Direction. Change every "toc-dot-leader" in the records below to "leader-dots", leaving everything else as it is, and give the records again.

Raw records.
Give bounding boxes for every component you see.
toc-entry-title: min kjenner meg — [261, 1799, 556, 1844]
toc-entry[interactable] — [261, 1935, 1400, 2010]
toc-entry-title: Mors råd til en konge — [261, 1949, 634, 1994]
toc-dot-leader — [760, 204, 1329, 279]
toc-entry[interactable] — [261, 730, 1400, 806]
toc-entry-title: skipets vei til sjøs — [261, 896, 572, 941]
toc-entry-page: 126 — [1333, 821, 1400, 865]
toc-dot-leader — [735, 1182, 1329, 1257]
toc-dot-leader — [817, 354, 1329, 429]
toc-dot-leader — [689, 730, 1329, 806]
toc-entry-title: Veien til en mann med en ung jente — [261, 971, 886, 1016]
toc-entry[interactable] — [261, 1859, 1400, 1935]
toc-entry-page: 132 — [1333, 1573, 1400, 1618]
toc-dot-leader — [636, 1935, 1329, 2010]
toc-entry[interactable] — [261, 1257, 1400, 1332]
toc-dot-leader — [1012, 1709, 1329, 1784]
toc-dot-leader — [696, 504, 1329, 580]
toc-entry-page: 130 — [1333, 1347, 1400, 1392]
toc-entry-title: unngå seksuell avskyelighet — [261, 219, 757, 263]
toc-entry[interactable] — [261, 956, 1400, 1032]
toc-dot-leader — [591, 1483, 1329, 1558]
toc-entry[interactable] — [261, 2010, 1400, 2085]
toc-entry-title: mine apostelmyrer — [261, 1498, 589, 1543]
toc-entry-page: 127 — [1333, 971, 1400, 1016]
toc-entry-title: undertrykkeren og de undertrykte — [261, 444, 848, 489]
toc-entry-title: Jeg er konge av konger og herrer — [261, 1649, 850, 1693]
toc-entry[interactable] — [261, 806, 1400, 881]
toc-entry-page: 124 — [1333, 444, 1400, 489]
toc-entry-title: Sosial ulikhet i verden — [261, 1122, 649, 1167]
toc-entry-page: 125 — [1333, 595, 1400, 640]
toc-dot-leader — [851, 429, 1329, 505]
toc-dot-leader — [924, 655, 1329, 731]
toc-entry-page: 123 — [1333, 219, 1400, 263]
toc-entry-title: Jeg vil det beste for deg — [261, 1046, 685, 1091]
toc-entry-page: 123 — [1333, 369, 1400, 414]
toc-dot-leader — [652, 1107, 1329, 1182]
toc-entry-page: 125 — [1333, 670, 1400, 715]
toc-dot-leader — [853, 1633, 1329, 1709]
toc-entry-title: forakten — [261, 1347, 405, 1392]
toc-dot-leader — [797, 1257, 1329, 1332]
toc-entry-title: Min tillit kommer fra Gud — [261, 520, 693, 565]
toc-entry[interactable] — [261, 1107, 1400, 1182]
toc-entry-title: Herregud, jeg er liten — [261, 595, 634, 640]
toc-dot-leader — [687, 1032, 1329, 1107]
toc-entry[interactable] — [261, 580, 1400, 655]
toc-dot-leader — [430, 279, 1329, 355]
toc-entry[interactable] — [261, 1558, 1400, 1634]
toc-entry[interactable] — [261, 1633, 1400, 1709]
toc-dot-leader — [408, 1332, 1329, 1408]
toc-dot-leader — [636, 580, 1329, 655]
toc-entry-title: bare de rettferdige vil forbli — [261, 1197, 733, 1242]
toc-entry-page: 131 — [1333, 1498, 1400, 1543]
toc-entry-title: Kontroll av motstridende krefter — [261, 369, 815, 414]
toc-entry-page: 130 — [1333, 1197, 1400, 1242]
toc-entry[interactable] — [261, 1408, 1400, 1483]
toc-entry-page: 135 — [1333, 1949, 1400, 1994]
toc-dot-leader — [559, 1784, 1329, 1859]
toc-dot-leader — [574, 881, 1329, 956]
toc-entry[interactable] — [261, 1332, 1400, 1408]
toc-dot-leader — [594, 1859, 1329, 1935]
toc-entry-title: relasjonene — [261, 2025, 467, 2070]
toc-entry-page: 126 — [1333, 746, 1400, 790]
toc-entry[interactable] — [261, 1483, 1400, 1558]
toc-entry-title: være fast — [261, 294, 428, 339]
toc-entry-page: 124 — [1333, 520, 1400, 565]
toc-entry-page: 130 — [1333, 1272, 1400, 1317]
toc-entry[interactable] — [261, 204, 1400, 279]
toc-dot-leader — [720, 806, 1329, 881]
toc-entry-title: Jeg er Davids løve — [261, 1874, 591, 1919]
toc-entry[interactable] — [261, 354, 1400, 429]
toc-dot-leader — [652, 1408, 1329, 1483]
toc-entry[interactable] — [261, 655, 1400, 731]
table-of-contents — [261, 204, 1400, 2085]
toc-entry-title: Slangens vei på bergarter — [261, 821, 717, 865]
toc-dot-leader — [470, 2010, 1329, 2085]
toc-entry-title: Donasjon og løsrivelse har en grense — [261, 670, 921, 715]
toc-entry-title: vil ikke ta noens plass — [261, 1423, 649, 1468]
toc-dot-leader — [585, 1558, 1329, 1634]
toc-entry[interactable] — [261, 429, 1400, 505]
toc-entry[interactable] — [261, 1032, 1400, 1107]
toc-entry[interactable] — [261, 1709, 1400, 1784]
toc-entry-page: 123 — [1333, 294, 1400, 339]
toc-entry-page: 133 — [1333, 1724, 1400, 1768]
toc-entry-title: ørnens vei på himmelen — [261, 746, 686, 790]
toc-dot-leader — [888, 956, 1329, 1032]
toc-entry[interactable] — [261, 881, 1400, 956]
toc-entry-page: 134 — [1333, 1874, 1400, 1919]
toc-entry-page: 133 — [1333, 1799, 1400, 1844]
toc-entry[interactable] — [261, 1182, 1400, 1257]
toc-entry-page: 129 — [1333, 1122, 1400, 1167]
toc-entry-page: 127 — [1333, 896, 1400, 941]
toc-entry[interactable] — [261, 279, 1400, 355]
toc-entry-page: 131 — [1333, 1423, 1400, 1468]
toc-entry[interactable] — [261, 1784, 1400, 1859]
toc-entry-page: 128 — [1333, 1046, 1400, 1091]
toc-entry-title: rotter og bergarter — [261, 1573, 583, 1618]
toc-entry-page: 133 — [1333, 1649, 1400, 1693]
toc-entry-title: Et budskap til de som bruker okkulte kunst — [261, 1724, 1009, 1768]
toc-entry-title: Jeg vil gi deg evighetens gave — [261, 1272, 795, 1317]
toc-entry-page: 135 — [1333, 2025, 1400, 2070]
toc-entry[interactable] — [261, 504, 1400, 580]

Right answer.
Give bounding boxes for every component you see.
toc-entry-title: min kjenner meg — [261, 1799, 556, 1844]
toc-entry[interactable] — [261, 1935, 1400, 2010]
toc-entry-title: Mors råd til en konge — [261, 1949, 634, 1994]
leader-dots — [760, 204, 1329, 279]
toc-entry[interactable] — [261, 730, 1400, 806]
toc-entry-title: skipets vei til sjøs — [261, 896, 572, 941]
toc-entry-page: 126 — [1333, 821, 1400, 865]
leader-dots — [735, 1182, 1329, 1257]
leader-dots — [817, 354, 1329, 429]
leader-dots — [689, 730, 1329, 806]
toc-entry-title: Veien til en mann med en ung jente — [261, 971, 886, 1016]
toc-entry[interactable] — [261, 1859, 1400, 1935]
toc-entry-page: 132 — [1333, 1573, 1400, 1618]
leader-dots — [636, 1935, 1329, 2010]
toc-entry[interactable] — [261, 1257, 1400, 1332]
leader-dots — [1012, 1709, 1329, 1784]
leader-dots — [696, 504, 1329, 580]
toc-entry-page: 130 — [1333, 1347, 1400, 1392]
toc-entry-title: unngå seksuell avskyelighet — [261, 219, 757, 263]
toc-entry[interactable] — [261, 956, 1400, 1032]
leader-dots — [591, 1483, 1329, 1558]
toc-entry[interactable] — [261, 2010, 1400, 2085]
toc-entry-title: mine apostelmyrer — [261, 1498, 589, 1543]
toc-entry-page: 127 — [1333, 971, 1400, 1016]
toc-entry-title: undertrykkeren og de undertrykte — [261, 444, 848, 489]
toc-entry-title: Jeg er konge av konger og herrer — [261, 1649, 850, 1693]
toc-entry[interactable] — [261, 806, 1400, 881]
toc-entry-page: 124 — [1333, 444, 1400, 489]
toc-entry-title: Sosial ulikhet i verden — [261, 1122, 649, 1167]
toc-entry-page: 125 — [1333, 595, 1400, 640]
leader-dots — [851, 429, 1329, 505]
leader-dots — [924, 655, 1329, 731]
toc-entry-page: 123 — [1333, 219, 1400, 263]
toc-entry-title: Jeg vil det beste for deg — [261, 1046, 685, 1091]
toc-entry-page: 123 — [1333, 369, 1400, 414]
leader-dots — [652, 1107, 1329, 1182]
toc-entry-page: 125 — [1333, 670, 1400, 715]
leader-dots — [853, 1633, 1329, 1709]
toc-entry-title: forakten — [261, 1347, 405, 1392]
leader-dots — [797, 1257, 1329, 1332]
toc-entry-title: Min tillit kommer fra Gud — [261, 520, 693, 565]
toc-entry[interactable] — [261, 1107, 1400, 1182]
toc-entry-title: Herregud, jeg er liten — [261, 595, 634, 640]
leader-dots — [687, 1032, 1329, 1107]
toc-entry[interactable] — [261, 580, 1400, 655]
leader-dots — [430, 279, 1329, 355]
toc-entry[interactable] — [261, 1558, 1400, 1634]
toc-entry[interactable] — [261, 1633, 1400, 1709]
leader-dots — [408, 1332, 1329, 1408]
leader-dots — [636, 580, 1329, 655]
toc-entry-title: bare de rettferdige vil forbli — [261, 1197, 733, 1242]
toc-entry-page: 131 — [1333, 1498, 1400, 1543]
toc-entry-title: Kontroll av motstridende krefter — [261, 369, 815, 414]
toc-entry-page: 130 — [1333, 1197, 1400, 1242]
toc-entry[interactable] — [261, 1408, 1400, 1483]
toc-entry-page: 135 — [1333, 1949, 1400, 1994]
leader-dots — [559, 1784, 1329, 1859]
leader-dots — [574, 881, 1329, 956]
toc-entry[interactable] — [261, 1332, 1400, 1408]
leader-dots — [594, 1859, 1329, 1935]
toc-entry-title: relasjonene — [261, 2025, 467, 2070]
toc-entry-page: 126 — [1333, 746, 1400, 790]
toc-entry[interactable] — [261, 1483, 1400, 1558]
toc-entry-title: være fast — [261, 294, 428, 339]
toc-entry-page: 124 — [1333, 520, 1400, 565]
toc-entry-page: 130 — [1333, 1272, 1400, 1317]
toc-entry[interactable] — [261, 204, 1400, 279]
leader-dots — [720, 806, 1329, 881]
toc-entry-title: Jeg er Davids løve — [261, 1874, 591, 1919]
toc-entry[interactable] — [261, 354, 1400, 429]
leader-dots — [652, 1408, 1329, 1483]
toc-entry[interactable] — [261, 655, 1400, 731]
table-of-contents — [261, 204, 1400, 2085]
toc-entry-title: Slangens vei på bergarter — [261, 821, 717, 865]
leader-dots — [470, 2010, 1329, 2085]
toc-entry-title: Donasjon og løsrivelse har en grense — [261, 670, 921, 715]
toc-entry-title: vil ikke ta noens plass — [261, 1423, 649, 1468]
leader-dots — [585, 1558, 1329, 1634]
toc-entry[interactable] — [261, 429, 1400, 505]
toc-entry[interactable] — [261, 1032, 1400, 1107]
toc-entry[interactable] — [261, 1709, 1400, 1784]
toc-entry-page: 123 — [1333, 294, 1400, 339]
toc-entry-page: 133 — [1333, 1724, 1400, 1768]
toc-entry-title: ørnens vei på himmelen — [261, 746, 686, 790]
leader-dots — [888, 956, 1329, 1032]
toc-entry[interactable] — [261, 881, 1400, 956]
toc-entry-page: 134 — [1333, 1874, 1400, 1919]
toc-entry-page: 133 — [1333, 1799, 1400, 1844]
toc-entry[interactable] — [261, 1182, 1400, 1257]
toc-entry-page: 129 — [1333, 1122, 1400, 1167]
toc-entry-page: 127 — [1333, 896, 1400, 941]
toc-entry[interactable] — [261, 279, 1400, 355]
toc-entry-page: 131 — [1333, 1423, 1400, 1468]
toc-entry[interactable] — [261, 1784, 1400, 1859]
toc-entry-page: 128 — [1333, 1046, 1400, 1091]
toc-entry-title: rotter og bergarter — [261, 1573, 583, 1618]
toc-entry-page: 133 — [1333, 1649, 1400, 1693]
toc-entry-title: Et budskap til de som bruker okkulte kunst — [261, 1724, 1009, 1768]
toc-entry-title: Jeg vil gi deg evighetens gave — [261, 1272, 795, 1317]
toc-entry-page: 135 — [1333, 2025, 1400, 2070]
toc-entry[interactable] — [261, 504, 1400, 580]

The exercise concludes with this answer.